- **Task prompt**:
Copy the data that follows exactly. Include no pictures.

===============

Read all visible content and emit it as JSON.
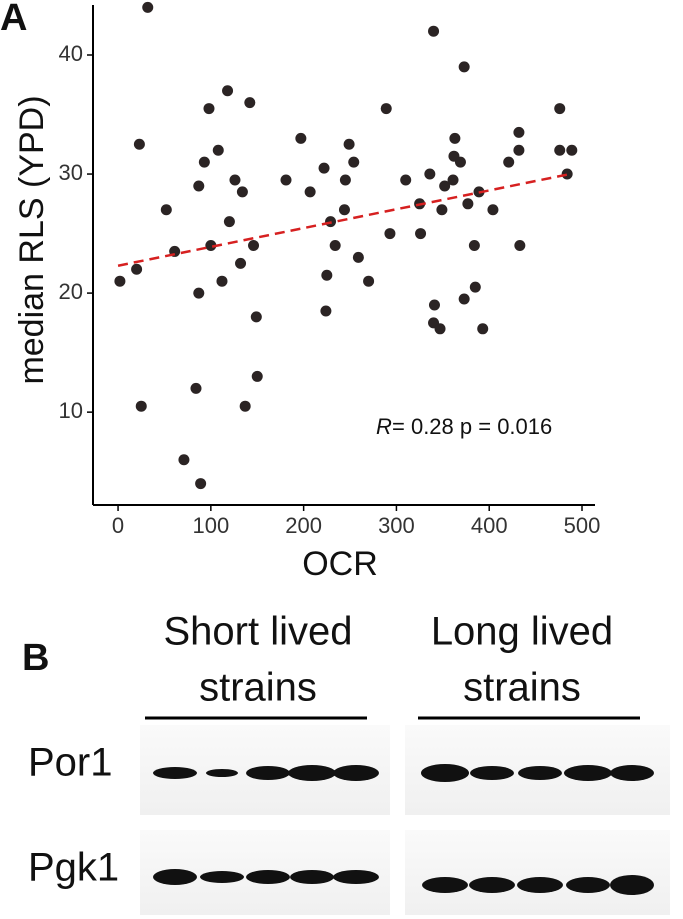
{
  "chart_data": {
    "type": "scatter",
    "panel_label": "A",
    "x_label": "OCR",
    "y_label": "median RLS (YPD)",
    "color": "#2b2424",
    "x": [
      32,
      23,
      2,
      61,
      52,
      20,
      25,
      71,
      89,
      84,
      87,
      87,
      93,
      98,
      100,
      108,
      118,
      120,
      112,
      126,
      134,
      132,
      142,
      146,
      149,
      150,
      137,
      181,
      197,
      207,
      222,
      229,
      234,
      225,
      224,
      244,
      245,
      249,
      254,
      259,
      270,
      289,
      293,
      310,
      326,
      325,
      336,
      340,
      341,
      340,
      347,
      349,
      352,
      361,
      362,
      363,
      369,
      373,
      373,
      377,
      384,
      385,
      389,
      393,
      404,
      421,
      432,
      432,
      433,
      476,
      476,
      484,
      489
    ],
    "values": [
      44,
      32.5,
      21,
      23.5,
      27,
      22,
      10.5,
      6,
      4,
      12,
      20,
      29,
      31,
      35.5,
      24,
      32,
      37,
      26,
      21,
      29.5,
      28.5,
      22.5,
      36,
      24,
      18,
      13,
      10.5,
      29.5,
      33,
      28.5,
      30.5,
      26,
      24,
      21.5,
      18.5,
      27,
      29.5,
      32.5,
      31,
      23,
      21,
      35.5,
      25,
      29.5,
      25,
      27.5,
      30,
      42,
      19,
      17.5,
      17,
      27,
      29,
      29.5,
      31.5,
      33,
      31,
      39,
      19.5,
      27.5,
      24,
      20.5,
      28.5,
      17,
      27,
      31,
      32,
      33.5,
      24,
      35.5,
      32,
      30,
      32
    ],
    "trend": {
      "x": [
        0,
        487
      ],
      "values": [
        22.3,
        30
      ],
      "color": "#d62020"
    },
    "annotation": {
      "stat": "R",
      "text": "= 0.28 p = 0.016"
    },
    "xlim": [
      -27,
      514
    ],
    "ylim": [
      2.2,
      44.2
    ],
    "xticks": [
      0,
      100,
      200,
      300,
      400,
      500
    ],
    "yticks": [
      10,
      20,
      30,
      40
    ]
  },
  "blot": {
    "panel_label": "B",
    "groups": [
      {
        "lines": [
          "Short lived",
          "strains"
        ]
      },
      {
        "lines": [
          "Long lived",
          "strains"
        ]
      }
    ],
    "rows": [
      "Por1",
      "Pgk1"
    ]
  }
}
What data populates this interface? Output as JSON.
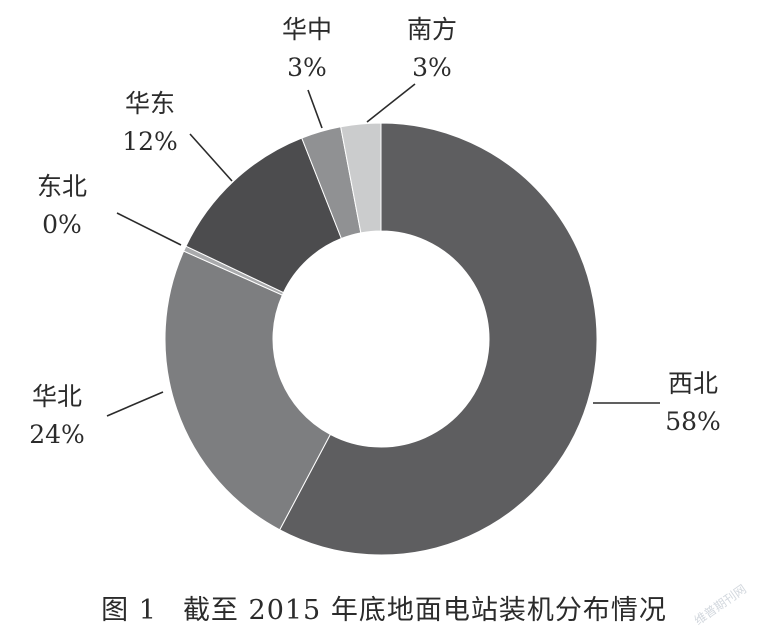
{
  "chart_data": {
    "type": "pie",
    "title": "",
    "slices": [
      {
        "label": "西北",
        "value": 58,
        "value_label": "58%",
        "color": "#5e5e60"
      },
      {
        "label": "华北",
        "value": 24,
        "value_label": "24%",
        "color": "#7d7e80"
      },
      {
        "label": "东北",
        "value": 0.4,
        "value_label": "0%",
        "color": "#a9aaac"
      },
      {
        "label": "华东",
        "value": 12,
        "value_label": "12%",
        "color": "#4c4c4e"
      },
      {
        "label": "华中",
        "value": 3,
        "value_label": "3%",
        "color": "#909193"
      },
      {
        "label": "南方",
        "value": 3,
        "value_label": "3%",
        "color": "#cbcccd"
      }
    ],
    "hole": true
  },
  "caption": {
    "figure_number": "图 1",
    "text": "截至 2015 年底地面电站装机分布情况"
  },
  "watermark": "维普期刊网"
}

===============

- **Response for this exercise**:
Read all visible content and emit it as JSON.
{
  "chart_data": {
    "type": "scatter",
    "panel_label": "A",
    "x_label": "OCR",
    "y_label": "median RLS (YPD)",
    "color": "#2b2424",
    "x": [
      32,
      23,
      2,
      61,
      52,
      20,
      25,
      71,
      89,
      84,
      87,
      87,
      93,
      98,
      100,
      108,
      118,
      120,
      112,
      126,
      134,
      132,
      142,
      146,
      149,
      150,
      137,
      181,
      197,
      207,
      222,
      229,
      234,
      225,
      224,
      244,
      245,
      249,
      254,
      259,
      270,
      289,
      293,
      310,
      326,
      325,
      336,
      340,
      341,
      340,
      347,
      349,
      352,
      361,
      362,
      363,
      369,
      373,
      373,
      377,
      384,
      385,
      389,
      393,
      404,
      421,
      432,
      432,
      433,
      476,
      476,
      484,
      489
    ],
    "values": [
      44,
      32.5,
      21,
      23.5,
      27,
      22,
      10.5,
      6,
      4,
      12,
      20,
      29,
      31,
      35.5,
      24,
      32,
      37,
      26,
      21,
      29.5,
      28.5,
      22.5,
      36,
      24,
      18,
      13,
      10.5,
      29.5,
      33,
      28.5,
      30.5,
      26,
      24,
      21.5,
      18.5,
      27,
      29.5,
      32.5,
      31,
      23,
      21,
      35.5,
      25,
      29.5,
      25,
      27.5,
      30,
      42,
      19,
      17.5,
      17,
      27,
      29,
      29.5,
      31.5,
      33,
      31,
      39,
      19.5,
      27.5,
      24,
      20.5,
      28.5,
      17,
      27,
      31,
      32,
      33.5,
      24,
      35.5,
      32,
      30,
      32
    ],
    "trend": {
      "x": [
        0,
        487
      ],
      "values": [
        22.3,
        30
      ],
      "color": "#d62020"
    },
    "annotation": {
      "stat": "R",
      "text": "= 0.28 p = 0.016"
    },
    "xlim": [
      -27,
      514
    ],
    "ylim": [
      2.2,
      44.2
    ],
    "xticks": [
      0,
      100,
      200,
      300,
      400,
      500
    ],
    "yticks": [
      10,
      20,
      30,
      40
    ]
  },
  "blot": {
    "panel_label": "B",
    "groups": [
      {
        "lines": [
          "Short lived",
          "strains"
        ]
      },
      {
        "lines": [
          "Long lived",
          "strains"
        ]
      }
    ],
    "rows": [
      "Por1",
      "Pgk1"
    ]
  }
}
What data populates this interface? Output as JSON.
{
  "chart_data": {
    "type": "pie",
    "title": "",
    "slices": [
      {
        "label": "西北",
        "value": 58,
        "value_label": "58%",
        "color": "#5e5e60"
      },
      {
        "label": "华北",
        "value": 24,
        "value_label": "24%",
        "color": "#7d7e80"
      },
      {
        "label": "东北",
        "value": 0.4,
        "value_label": "0%",
        "color": "#a9aaac"
      },
      {
        "label": "华东",
        "value": 12,
        "value_label": "12%",
        "color": "#4c4c4e"
      },
      {
        "label": "华中",
        "value": 3,
        "value_label": "3%",
        "color": "#909193"
      },
      {
        "label": "南方",
        "value": 3,
        "value_label": "3%",
        "color": "#cbcccd"
      }
    ],
    "hole": true
  },
  "caption": {
    "figure_number": "图 1",
    "text": "截至 2015 年底地面电站装机分布情况"
  },
  "watermark": "维普期刊网"
}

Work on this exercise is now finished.